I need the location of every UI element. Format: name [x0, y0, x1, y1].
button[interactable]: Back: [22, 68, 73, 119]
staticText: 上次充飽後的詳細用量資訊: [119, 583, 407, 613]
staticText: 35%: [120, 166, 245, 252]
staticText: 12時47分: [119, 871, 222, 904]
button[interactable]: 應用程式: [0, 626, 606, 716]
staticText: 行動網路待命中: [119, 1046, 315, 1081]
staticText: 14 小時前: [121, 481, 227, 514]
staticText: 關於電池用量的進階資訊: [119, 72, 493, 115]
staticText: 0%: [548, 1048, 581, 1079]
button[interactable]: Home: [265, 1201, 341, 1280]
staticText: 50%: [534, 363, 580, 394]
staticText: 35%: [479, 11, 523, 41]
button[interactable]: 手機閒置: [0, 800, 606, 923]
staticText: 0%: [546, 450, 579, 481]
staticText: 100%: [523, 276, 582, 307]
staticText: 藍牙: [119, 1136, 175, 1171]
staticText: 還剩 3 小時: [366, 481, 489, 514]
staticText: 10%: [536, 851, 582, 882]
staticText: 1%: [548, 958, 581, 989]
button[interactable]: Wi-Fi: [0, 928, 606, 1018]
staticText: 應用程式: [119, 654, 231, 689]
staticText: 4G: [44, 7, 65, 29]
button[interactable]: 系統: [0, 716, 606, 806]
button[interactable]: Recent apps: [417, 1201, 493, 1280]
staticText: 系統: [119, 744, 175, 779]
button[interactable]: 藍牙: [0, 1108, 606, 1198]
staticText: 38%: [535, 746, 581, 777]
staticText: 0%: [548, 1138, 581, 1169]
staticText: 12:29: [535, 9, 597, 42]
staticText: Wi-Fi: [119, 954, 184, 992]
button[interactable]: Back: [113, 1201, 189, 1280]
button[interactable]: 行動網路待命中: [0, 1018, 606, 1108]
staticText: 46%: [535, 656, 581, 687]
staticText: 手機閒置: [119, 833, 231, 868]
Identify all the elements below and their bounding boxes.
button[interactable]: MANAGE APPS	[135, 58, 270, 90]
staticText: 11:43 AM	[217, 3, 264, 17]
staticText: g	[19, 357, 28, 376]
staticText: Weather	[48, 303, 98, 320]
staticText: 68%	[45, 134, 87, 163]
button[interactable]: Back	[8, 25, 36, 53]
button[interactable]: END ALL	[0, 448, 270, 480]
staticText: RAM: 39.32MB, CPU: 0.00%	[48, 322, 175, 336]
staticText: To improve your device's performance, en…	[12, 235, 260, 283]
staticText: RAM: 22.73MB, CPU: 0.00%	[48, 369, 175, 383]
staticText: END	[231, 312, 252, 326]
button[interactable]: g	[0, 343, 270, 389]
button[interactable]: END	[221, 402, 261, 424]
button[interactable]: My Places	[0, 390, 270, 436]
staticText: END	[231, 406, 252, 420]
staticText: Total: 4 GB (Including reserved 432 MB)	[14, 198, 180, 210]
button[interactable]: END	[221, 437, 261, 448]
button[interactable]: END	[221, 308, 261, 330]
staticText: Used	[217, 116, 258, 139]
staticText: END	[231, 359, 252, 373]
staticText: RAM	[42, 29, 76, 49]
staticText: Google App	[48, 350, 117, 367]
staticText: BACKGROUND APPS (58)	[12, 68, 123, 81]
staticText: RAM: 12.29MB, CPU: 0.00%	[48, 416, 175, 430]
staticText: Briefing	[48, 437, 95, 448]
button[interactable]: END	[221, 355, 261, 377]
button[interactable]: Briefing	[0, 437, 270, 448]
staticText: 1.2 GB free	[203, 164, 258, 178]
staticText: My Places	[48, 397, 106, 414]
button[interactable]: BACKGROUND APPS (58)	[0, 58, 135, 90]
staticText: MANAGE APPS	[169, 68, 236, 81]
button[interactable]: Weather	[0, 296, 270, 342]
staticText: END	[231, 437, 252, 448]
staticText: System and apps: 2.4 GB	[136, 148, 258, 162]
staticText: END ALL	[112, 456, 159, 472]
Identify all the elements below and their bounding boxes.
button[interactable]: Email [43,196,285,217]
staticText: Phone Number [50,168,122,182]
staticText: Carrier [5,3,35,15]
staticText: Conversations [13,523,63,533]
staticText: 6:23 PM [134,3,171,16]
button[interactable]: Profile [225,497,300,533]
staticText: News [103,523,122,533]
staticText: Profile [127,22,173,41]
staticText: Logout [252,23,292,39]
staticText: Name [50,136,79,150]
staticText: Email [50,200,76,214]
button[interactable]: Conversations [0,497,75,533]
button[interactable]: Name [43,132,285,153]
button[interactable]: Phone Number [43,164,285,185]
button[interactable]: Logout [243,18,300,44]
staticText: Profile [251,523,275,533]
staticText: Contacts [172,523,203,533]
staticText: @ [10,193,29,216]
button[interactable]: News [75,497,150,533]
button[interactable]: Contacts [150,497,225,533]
* * * * * * * * *
* Directions for this task
Copy out the entries above, substituting "Sign Out" for every occurrence of "Logout" and leaving everything else unchanged.

* Reply to the task
I need the location of every UI element. Format: name [x0, y0, x1, y1].
button[interactable]: Back: [22, 68, 73, 119]
staticText: 上次充飽後的詳細用量資訊: [119, 583, 407, 613]
staticText: 35%: [120, 166, 245, 252]
staticText: 12時47分: [119, 871, 222, 904]
button[interactable]: 應用程式: [0, 626, 606, 716]
staticText: 行動網路待命中: [119, 1046, 315, 1081]
staticText: 14 小時前: [121, 481, 227, 514]
staticText: 關於電池用量的進階資訊: [119, 72, 493, 115]
staticText: 0%: [548, 1048, 581, 1079]
button[interactable]: Home: [265, 1201, 341, 1280]
staticText: 50%: [534, 363, 580, 394]
staticText: 35%: [479, 11, 523, 41]
button[interactable]: 手機閒置: [0, 800, 606, 923]
staticText: 0%: [546, 450, 579, 481]
staticText: 100%: [523, 276, 582, 307]
staticText: 藍牙: [119, 1136, 175, 1171]
staticText: 還剩 3 小時: [366, 481, 489, 514]
staticText: 10%: [536, 851, 582, 882]
staticText: 1%: [548, 958, 581, 989]
button[interactable]: Wi-Fi: [0, 928, 606, 1018]
staticText: 應用程式: [119, 654, 231, 689]
staticText: 4G: [44, 7, 65, 29]
button[interactable]: 系統: [0, 716, 606, 806]
button[interactable]: Recent apps: [417, 1201, 493, 1280]
staticText: 系統: [119, 744, 175, 779]
button[interactable]: 藍牙: [0, 1108, 606, 1198]
staticText: 38%: [535, 746, 581, 777]
staticText: 0%: [548, 1138, 581, 1169]
staticText: 12:29: [535, 9, 597, 42]
staticText: Wi-Fi: [119, 954, 184, 992]
button[interactable]: Back: [113, 1201, 189, 1280]
button[interactable]: 行動網路待命中: [0, 1018, 606, 1108]
staticText: 46%: [535, 656, 581, 687]
staticText: 手機閒置: [119, 833, 231, 868]
Identify all the elements below and their bounding boxes.
button[interactable]: MANAGE APPS	[135, 58, 270, 90]
staticText: 11:43 AM	[217, 3, 264, 17]
staticText: g	[19, 357, 28, 376]
staticText: Weather	[48, 303, 98, 320]
staticText: 68%	[45, 134, 87, 163]
button[interactable]: Back	[8, 25, 36, 53]
button[interactable]: END ALL	[0, 448, 270, 480]
staticText: RAM: 39.32MB, CPU: 0.00%	[48, 322, 175, 336]
staticText: To improve your device's performance, en…	[12, 235, 260, 283]
staticText: RAM: 22.73MB, CPU: 0.00%	[48, 369, 175, 383]
staticText: END	[231, 312, 252, 326]
button[interactable]: g	[0, 343, 270, 389]
button[interactable]: END	[221, 402, 261, 424]
button[interactable]: My Places	[0, 390, 270, 436]
staticText: END	[231, 406, 252, 420]
staticText: Total: 4 GB (Including reserved 432 MB)	[14, 198, 180, 210]
button[interactable]: END	[221, 437, 261, 448]
button[interactable]: END	[221, 308, 261, 330]
staticText: Used	[217, 116, 258, 139]
staticText: END	[231, 359, 252, 373]
staticText: RAM	[42, 29, 76, 49]
staticText: Google App	[48, 350, 117, 367]
staticText: BACKGROUND APPS (58)	[12, 68, 123, 81]
staticText: RAM: 12.29MB, CPU: 0.00%	[48, 416, 175, 430]
staticText: Briefing	[48, 437, 95, 448]
button[interactable]: END	[221, 355, 261, 377]
button[interactable]: Briefing	[0, 437, 270, 448]
staticText: 1.2 GB free	[203, 164, 258, 178]
staticText: My Places	[48, 397, 106, 414]
button[interactable]: BACKGROUND APPS (58)	[0, 58, 135, 90]
staticText: MANAGE APPS	[169, 68, 236, 81]
button[interactable]: Weather	[0, 296, 270, 342]
staticText: END	[231, 437, 252, 448]
staticText: System and apps: 2.4 GB	[136, 148, 258, 162]
staticText: END ALL	[112, 456, 159, 472]
Identify all the elements below and their bounding boxes.
button[interactable]: Email [43,196,285,217]
staticText: Phone Number [50,168,122,182]
staticText: Carrier [5,3,35,15]
staticText: Conversations [13,523,63,533]
staticText: 6:23 PM [134,3,171,16]
button[interactable]: Profile [225,497,300,533]
staticText: News [103,523,122,533]
staticText: Profile [127,22,173,41]
staticText: Sign Out [252,23,292,39]
staticText: Name [50,136,79,150]
staticText: Email [50,200,76,214]
button[interactable]: Conversations [0,497,75,533]
button[interactable]: Name [43,132,285,153]
button[interactable]: Phone Number [43,164,285,185]
button[interactable]: Sign Out [243,18,300,44]
staticText: Profile [251,523,275,533]
staticText: Contacts [172,523,203,533]
staticText: @ [10,193,29,216]
button[interactable]: News [75,497,150,533]
button[interactable]: Contacts [150,497,225,533]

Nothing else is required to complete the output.